***** Stored data
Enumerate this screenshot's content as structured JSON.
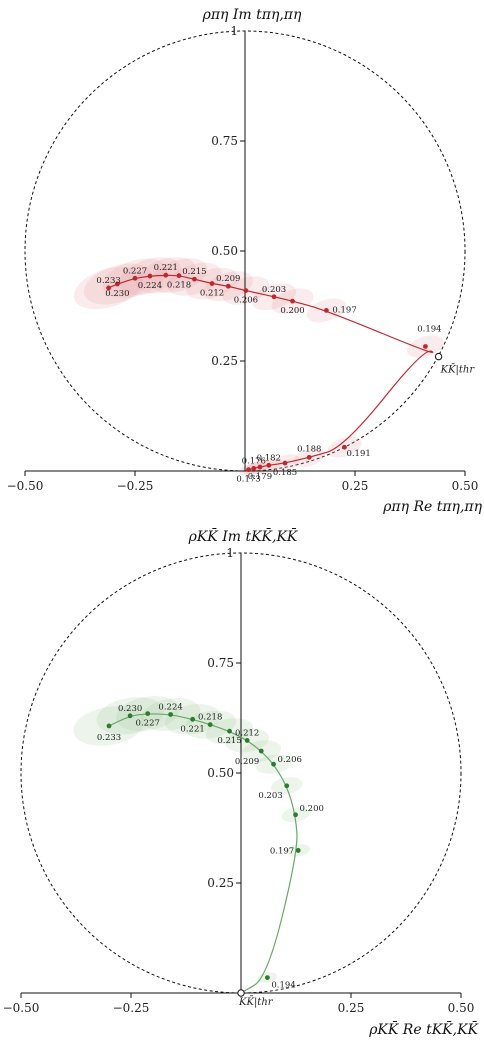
{
  "chart_data": [
    {
      "type": "scatter",
      "title": "",
      "xlabel": "ρπη Re tπη,πη",
      "ylabel": "ρπη Im tπη,πη",
      "xlim": [
        -0.5,
        0.5
      ],
      "ylim": [
        0,
        1
      ],
      "xticks": [
        "−0.50",
        "−0.25",
        "0.25",
        "0.50"
      ],
      "yticks": [
        "0.25",
        "0.50",
        "0.75",
        "1"
      ],
      "threshold_label": "KK̄|thr",
      "threshold": [
        0.44,
        0.26
      ],
      "unit_circle": true,
      "color": "#c0282d",
      "band_color": "#e6a5a8",
      "series": [
        {
          "points": [
            {
              "label": "0.173",
              "x": 0.008,
              "y": 0.003
            },
            {
              "label": "0.176",
              "x": 0.02,
              "y": 0.006
            },
            {
              "label": "0.179",
              "x": 0.034,
              "y": 0.009
            },
            {
              "label": "0.182",
              "x": 0.054,
              "y": 0.013
            },
            {
              "label": "0.185",
              "x": 0.091,
              "y": 0.018
            },
            {
              "label": "0.188",
              "x": 0.146,
              "y": 0.031
            },
            {
              "label": "0.191",
              "x": 0.226,
              "y": 0.054
            },
            {
              "label": "0.194",
              "x": 0.41,
              "y": 0.283
            },
            {
              "label": "0.197",
              "x": 0.185,
              "y": 0.365
            },
            {
              "label": "0.200",
              "x": 0.108,
              "y": 0.386
            },
            {
              "label": "0.203",
              "x": 0.066,
              "y": 0.396
            },
            {
              "label": "0.206",
              "x": 0.002,
              "y": 0.41
            },
            {
              "label": "0.209",
              "x": -0.038,
              "y": 0.42
            },
            {
              "label": "0.212",
              "x": -0.075,
              "y": 0.426
            },
            {
              "label": "0.215",
              "x": -0.115,
              "y": 0.436
            },
            {
              "label": "0.218",
              "x": -0.15,
              "y": 0.444
            },
            {
              "label": "0.221",
              "x": -0.18,
              "y": 0.445
            },
            {
              "label": "0.224",
              "x": -0.216,
              "y": 0.443
            },
            {
              "label": "0.227",
              "x": -0.25,
              "y": 0.438
            },
            {
              "label": "0.230",
              "x": -0.29,
              "y": 0.425
            },
            {
              "label": "0.233",
              "x": -0.31,
              "y": 0.416
            }
          ]
        }
      ]
    },
    {
      "type": "scatter",
      "title": "",
      "xlabel": "ρKK̄ Re tKK̄,KK̄",
      "ylabel": "ρKK̄ Im tKK̄,KK̄",
      "xlim": [
        -0.5,
        0.5
      ],
      "ylim": [
        0,
        1
      ],
      "xticks": [
        "−0.50",
        "−0.25",
        "0.25",
        "0.50"
      ],
      "yticks": [
        "0.25",
        "0.50",
        "0.75",
        "1"
      ],
      "threshold_label": "KK̄|thr",
      "threshold": [
        0.0,
        0.0
      ],
      "unit_circle": true,
      "color": "#2e7a30",
      "band_color": "#a7cfa5",
      "series": [
        {
          "points": [
            {
              "label": "0.194",
              "x": 0.06,
              "y": 0.035
            },
            {
              "label": "0.197",
              "x": 0.13,
              "y": 0.324
            },
            {
              "label": "0.200",
              "x": 0.124,
              "y": 0.405
            },
            {
              "label": "0.203",
              "x": 0.104,
              "y": 0.471
            },
            {
              "label": "0.206",
              "x": 0.074,
              "y": 0.52
            },
            {
              "label": "0.209",
              "x": 0.046,
              "y": 0.55
            },
            {
              "label": "0.212",
              "x": 0.014,
              "y": 0.574
            },
            {
              "label": "0.215",
              "x": -0.026,
              "y": 0.595
            },
            {
              "label": "0.218",
              "x": -0.07,
              "y": 0.61
            },
            {
              "label": "0.221",
              "x": -0.11,
              "y": 0.622
            },
            {
              "label": "0.224",
              "x": -0.16,
              "y": 0.633
            },
            {
              "label": "0.227",
              "x": -0.212,
              "y": 0.635
            },
            {
              "label": "0.230",
              "x": -0.252,
              "y": 0.63
            },
            {
              "label": "0.233",
              "x": -0.3,
              "y": 0.607
            }
          ]
        }
      ]
    }
  ]
}
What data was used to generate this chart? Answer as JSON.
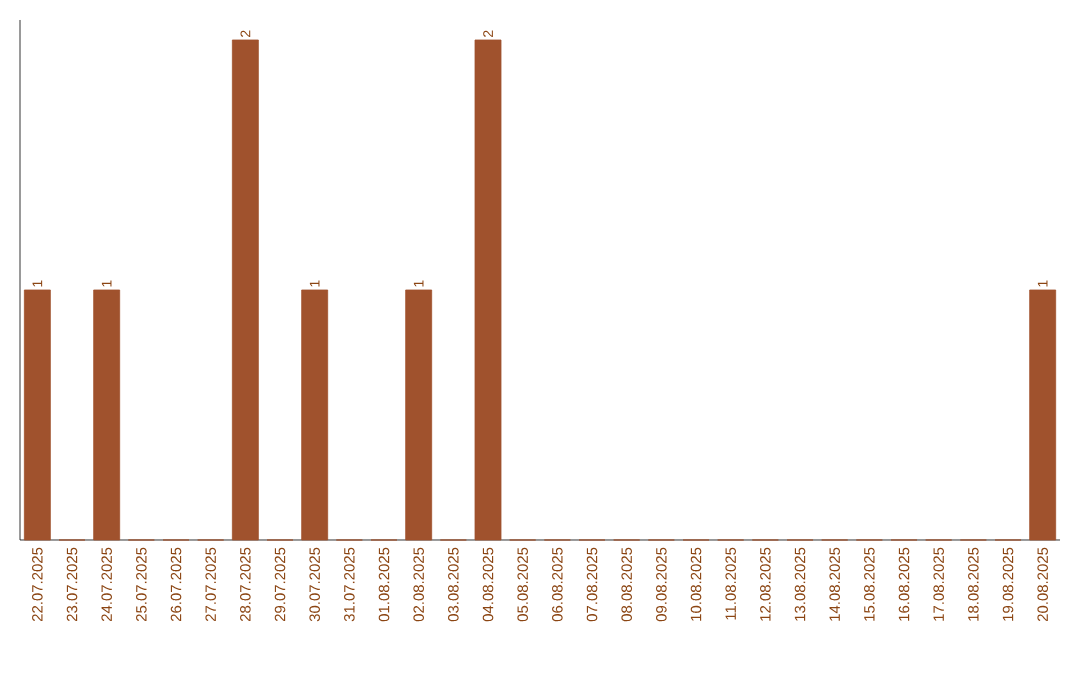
**********
Written problem: Repeat all the records above exactly, leaving out any pictures.

Written solution:
Enumerate this screenshot's content as structured JSON.
{
  "chart_data": [
    {
      "type": "scatter",
      "title": "",
      "xlabel": "ρπη Re tπη,πη",
      "ylabel": "ρπη Im tπη,πη",
      "xlim": [
        -0.5,
        0.5
      ],
      "ylim": [
        0,
        1
      ],
      "xticks": [
        "−0.50",
        "−0.25",
        "0.25",
        "0.50"
      ],
      "yticks": [
        "0.25",
        "0.50",
        "0.75",
        "1"
      ],
      "threshold_label": "KK̄|thr",
      "threshold": [
        0.44,
        0.26
      ],
      "unit_circle": true,
      "color": "#c0282d",
      "band_color": "#e6a5a8",
      "series": [
        {
          "points": [
            {
              "label": "0.173",
              "x": 0.008,
              "y": 0.003
            },
            {
              "label": "0.176",
              "x": 0.02,
              "y": 0.006
            },
            {
              "label": "0.179",
              "x": 0.034,
              "y": 0.009
            },
            {
              "label": "0.182",
              "x": 0.054,
              "y": 0.013
            },
            {
              "label": "0.185",
              "x": 0.091,
              "y": 0.018
            },
            {
              "label": "0.188",
              "x": 0.146,
              "y": 0.031
            },
            {
              "label": "0.191",
              "x": 0.226,
              "y": 0.054
            },
            {
              "label": "0.194",
              "x": 0.41,
              "y": 0.283
            },
            {
              "label": "0.197",
              "x": 0.185,
              "y": 0.365
            },
            {
              "label": "0.200",
              "x": 0.108,
              "y": 0.386
            },
            {
              "label": "0.203",
              "x": 0.066,
              "y": 0.396
            },
            {
              "label": "0.206",
              "x": 0.002,
              "y": 0.41
            },
            {
              "label": "0.209",
              "x": -0.038,
              "y": 0.42
            },
            {
              "label": "0.212",
              "x": -0.075,
              "y": 0.426
            },
            {
              "label": "0.215",
              "x": -0.115,
              "y": 0.436
            },
            {
              "label": "0.218",
              "x": -0.15,
              "y": 0.444
            },
            {
              "label": "0.221",
              "x": -0.18,
              "y": 0.445
            },
            {
              "label": "0.224",
              "x": -0.216,
              "y": 0.443
            },
            {
              "label": "0.227",
              "x": -0.25,
              "y": 0.438
            },
            {
              "label": "0.230",
              "x": -0.29,
              "y": 0.425
            },
            {
              "label": "0.233",
              "x": -0.31,
              "y": 0.416
            }
          ]
        }
      ]
    },
    {
      "type": "scatter",
      "title": "",
      "xlabel": "ρKK̄ Re tKK̄,KK̄",
      "ylabel": "ρKK̄ Im tKK̄,KK̄",
      "xlim": [
        -0.5,
        0.5
      ],
      "ylim": [
        0,
        1
      ],
      "xticks": [
        "−0.50",
        "−0.25",
        "0.25",
        "0.50"
      ],
      "yticks": [
        "0.25",
        "0.50",
        "0.75",
        "1"
      ],
      "threshold_label": "KK̄|thr",
      "threshold": [
        0.0,
        0.0
      ],
      "unit_circle": true,
      "color": "#2e7a30",
      "band_color": "#a7cfa5",
      "series": [
        {
          "points": [
            {
              "label": "0.194",
              "x": 0.06,
              "y": 0.035
            },
            {
              "label": "0.197",
              "x": 0.13,
              "y": 0.324
            },
            {
              "label": "0.200",
              "x": 0.124,
              "y": 0.405
            },
            {
              "label": "0.203",
              "x": 0.104,
              "y": 0.471
            },
            {
              "label": "0.206",
              "x": 0.074,
              "y": 0.52
            },
            {
              "label": "0.209",
              "x": 0.046,
              "y": 0.55
            },
            {
              "label": "0.212",
              "x": 0.014,
              "y": 0.574
            },
            {
              "label": "0.215",
              "x": -0.026,
              "y": 0.595
            },
            {
              "label": "0.218",
              "x": -0.07,
              "y": 0.61
            },
            {
              "label": "0.221",
              "x": -0.11,
              "y": 0.622
            },
            {
              "label": "0.224",
              "x": -0.16,
              "y": 0.633
            },
            {
              "label": "0.227",
              "x": -0.212,
              "y": 0.635
            },
            {
              "label": "0.230",
              "x": -0.252,
              "y": 0.63
            },
            {
              "label": "0.233",
              "x": -0.3,
              "y": 0.607
            }
          ]
        }
      ]
    }
  ]
}
What data was used to generate this chart? Answer as JSON.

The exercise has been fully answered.